> _What you need to do_
Find and return each line containing "screenshot".

> _Data supplied_

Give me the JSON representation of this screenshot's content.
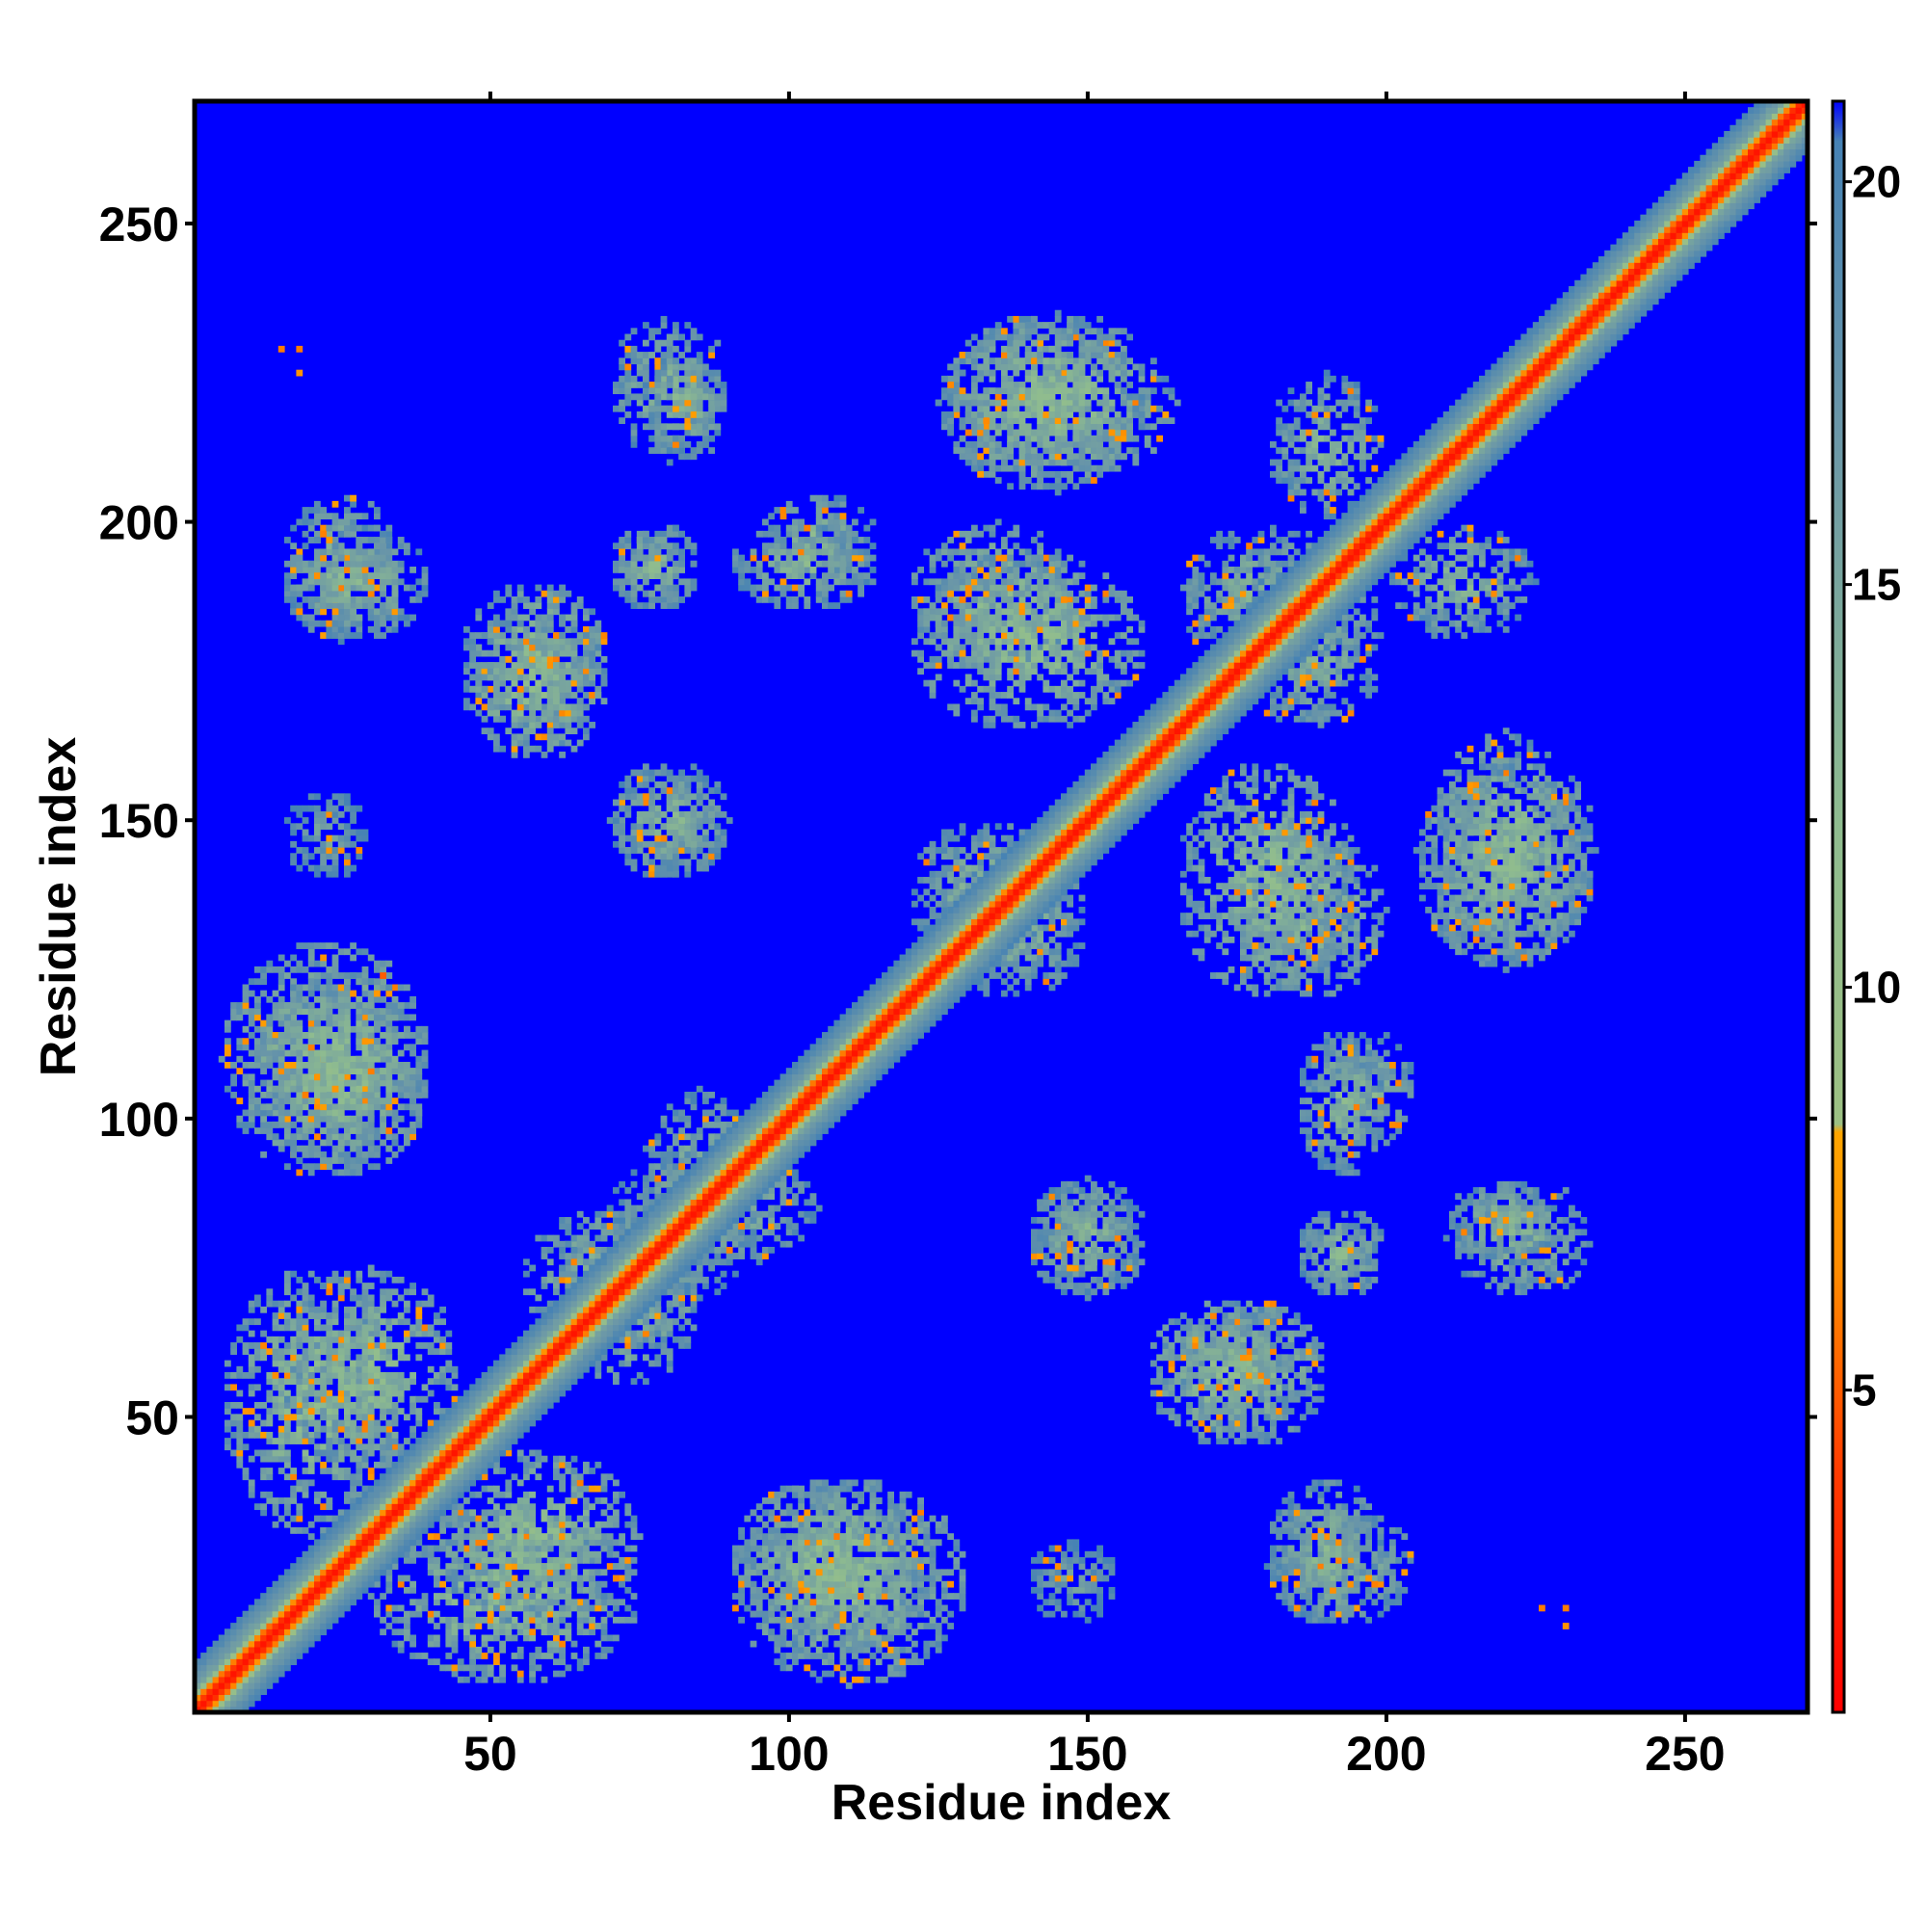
--
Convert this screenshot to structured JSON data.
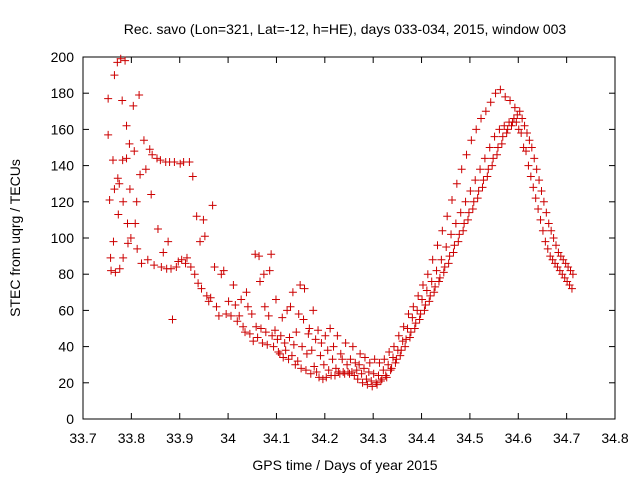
==
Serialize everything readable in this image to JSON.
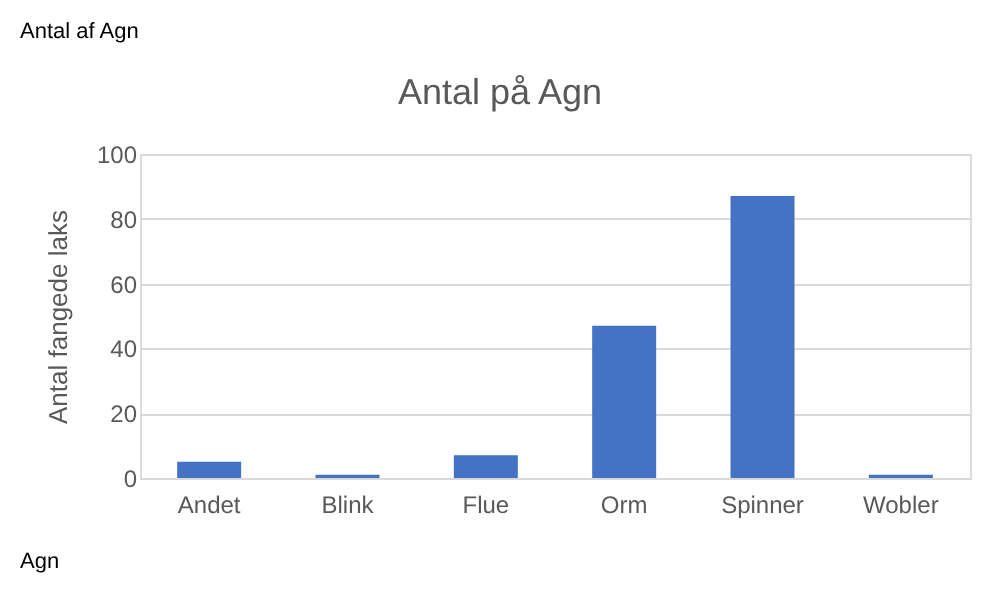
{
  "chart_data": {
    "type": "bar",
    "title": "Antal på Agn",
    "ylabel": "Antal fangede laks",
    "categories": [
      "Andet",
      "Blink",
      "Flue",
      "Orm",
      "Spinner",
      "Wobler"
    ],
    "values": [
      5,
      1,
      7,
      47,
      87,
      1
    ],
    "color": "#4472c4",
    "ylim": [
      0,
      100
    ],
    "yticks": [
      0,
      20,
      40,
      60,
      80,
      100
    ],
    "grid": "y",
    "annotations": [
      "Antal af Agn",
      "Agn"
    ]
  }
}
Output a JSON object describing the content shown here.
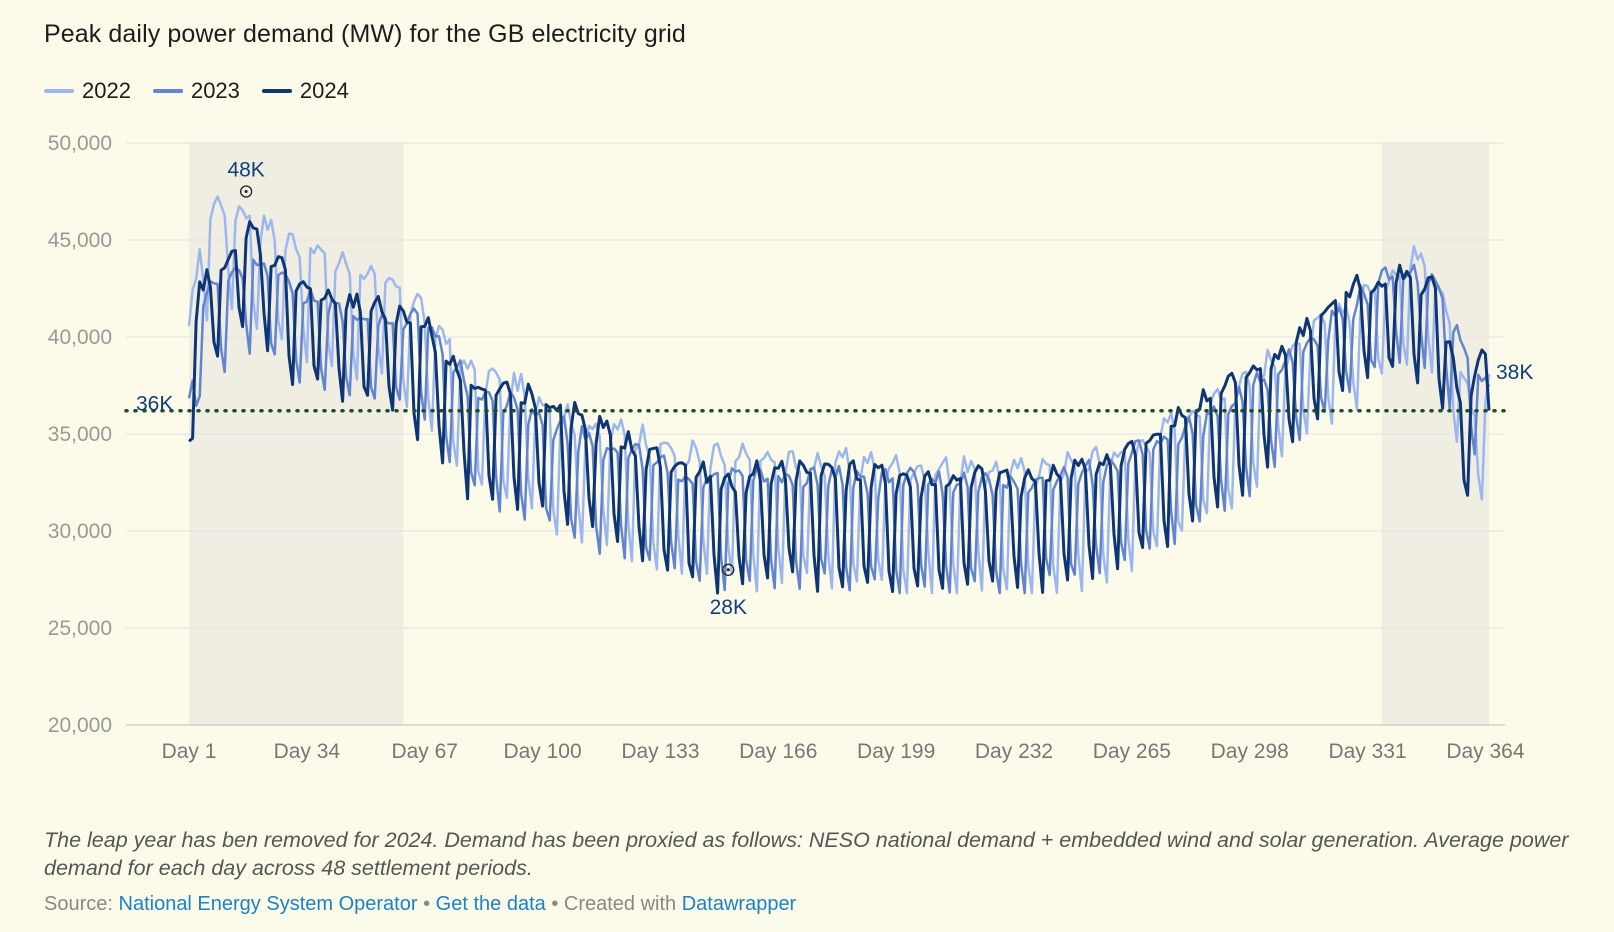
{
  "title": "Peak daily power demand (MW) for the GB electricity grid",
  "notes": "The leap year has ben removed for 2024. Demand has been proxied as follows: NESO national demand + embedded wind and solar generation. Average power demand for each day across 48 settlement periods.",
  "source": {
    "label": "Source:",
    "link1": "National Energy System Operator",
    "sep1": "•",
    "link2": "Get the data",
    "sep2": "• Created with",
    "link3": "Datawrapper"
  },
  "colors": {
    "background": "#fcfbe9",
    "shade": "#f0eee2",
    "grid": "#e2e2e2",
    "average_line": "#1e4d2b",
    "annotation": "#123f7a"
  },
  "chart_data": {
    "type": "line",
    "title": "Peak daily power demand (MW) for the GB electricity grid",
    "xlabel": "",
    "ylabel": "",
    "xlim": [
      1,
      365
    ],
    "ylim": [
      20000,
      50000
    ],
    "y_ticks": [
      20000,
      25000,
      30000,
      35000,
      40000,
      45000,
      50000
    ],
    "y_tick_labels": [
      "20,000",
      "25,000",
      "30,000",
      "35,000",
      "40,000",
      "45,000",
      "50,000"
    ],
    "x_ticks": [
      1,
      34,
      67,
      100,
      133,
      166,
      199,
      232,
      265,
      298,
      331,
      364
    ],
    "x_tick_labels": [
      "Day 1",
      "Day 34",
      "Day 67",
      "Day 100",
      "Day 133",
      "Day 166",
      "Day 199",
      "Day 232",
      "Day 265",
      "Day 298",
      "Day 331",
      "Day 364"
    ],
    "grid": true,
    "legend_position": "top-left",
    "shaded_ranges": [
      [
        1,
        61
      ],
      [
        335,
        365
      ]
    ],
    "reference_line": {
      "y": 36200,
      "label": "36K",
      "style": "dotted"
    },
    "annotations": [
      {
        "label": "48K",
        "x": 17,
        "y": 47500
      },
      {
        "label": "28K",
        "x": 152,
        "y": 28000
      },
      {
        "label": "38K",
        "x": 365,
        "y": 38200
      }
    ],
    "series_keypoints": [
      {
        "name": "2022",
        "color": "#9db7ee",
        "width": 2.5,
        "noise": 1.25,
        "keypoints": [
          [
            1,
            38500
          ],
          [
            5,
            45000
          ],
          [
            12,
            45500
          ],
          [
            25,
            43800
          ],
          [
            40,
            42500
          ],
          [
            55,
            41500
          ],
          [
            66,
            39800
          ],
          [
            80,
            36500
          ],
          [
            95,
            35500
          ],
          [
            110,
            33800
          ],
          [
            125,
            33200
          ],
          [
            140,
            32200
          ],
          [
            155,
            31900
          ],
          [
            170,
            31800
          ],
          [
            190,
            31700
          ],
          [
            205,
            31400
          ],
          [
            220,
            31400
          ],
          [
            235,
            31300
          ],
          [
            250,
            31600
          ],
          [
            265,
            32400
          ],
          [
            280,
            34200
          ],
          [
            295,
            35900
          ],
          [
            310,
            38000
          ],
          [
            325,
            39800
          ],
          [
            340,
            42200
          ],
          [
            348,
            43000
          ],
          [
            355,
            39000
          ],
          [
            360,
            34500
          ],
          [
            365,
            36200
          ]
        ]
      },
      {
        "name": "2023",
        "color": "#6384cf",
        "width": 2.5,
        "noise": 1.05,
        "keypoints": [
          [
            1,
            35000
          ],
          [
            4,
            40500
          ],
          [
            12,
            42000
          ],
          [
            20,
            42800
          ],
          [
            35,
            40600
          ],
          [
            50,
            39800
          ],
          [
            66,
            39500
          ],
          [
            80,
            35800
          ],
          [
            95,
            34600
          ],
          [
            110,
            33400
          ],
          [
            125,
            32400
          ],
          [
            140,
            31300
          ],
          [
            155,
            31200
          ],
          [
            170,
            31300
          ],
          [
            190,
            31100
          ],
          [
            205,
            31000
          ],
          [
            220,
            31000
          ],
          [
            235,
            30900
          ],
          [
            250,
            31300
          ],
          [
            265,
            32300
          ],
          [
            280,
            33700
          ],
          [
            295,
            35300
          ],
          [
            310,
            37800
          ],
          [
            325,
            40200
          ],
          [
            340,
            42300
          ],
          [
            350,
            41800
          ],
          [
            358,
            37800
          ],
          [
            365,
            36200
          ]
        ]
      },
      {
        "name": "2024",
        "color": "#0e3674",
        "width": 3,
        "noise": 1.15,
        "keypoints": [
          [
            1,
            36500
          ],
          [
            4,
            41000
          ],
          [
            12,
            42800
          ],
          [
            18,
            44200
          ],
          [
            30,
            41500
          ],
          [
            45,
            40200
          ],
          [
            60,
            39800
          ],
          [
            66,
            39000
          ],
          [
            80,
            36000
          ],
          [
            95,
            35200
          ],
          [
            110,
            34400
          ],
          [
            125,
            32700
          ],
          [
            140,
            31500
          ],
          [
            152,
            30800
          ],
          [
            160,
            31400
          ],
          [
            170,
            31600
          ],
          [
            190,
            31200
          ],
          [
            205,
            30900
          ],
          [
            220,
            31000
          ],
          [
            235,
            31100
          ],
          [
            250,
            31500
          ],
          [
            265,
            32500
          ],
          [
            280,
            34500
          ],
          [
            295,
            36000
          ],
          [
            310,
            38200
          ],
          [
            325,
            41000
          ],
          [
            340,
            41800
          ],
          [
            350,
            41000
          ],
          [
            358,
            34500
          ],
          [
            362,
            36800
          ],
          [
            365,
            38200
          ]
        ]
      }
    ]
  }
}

> _Task response_
Give me the JSON representation of this screenshot's content.
Convert this screenshot to structured JSON data.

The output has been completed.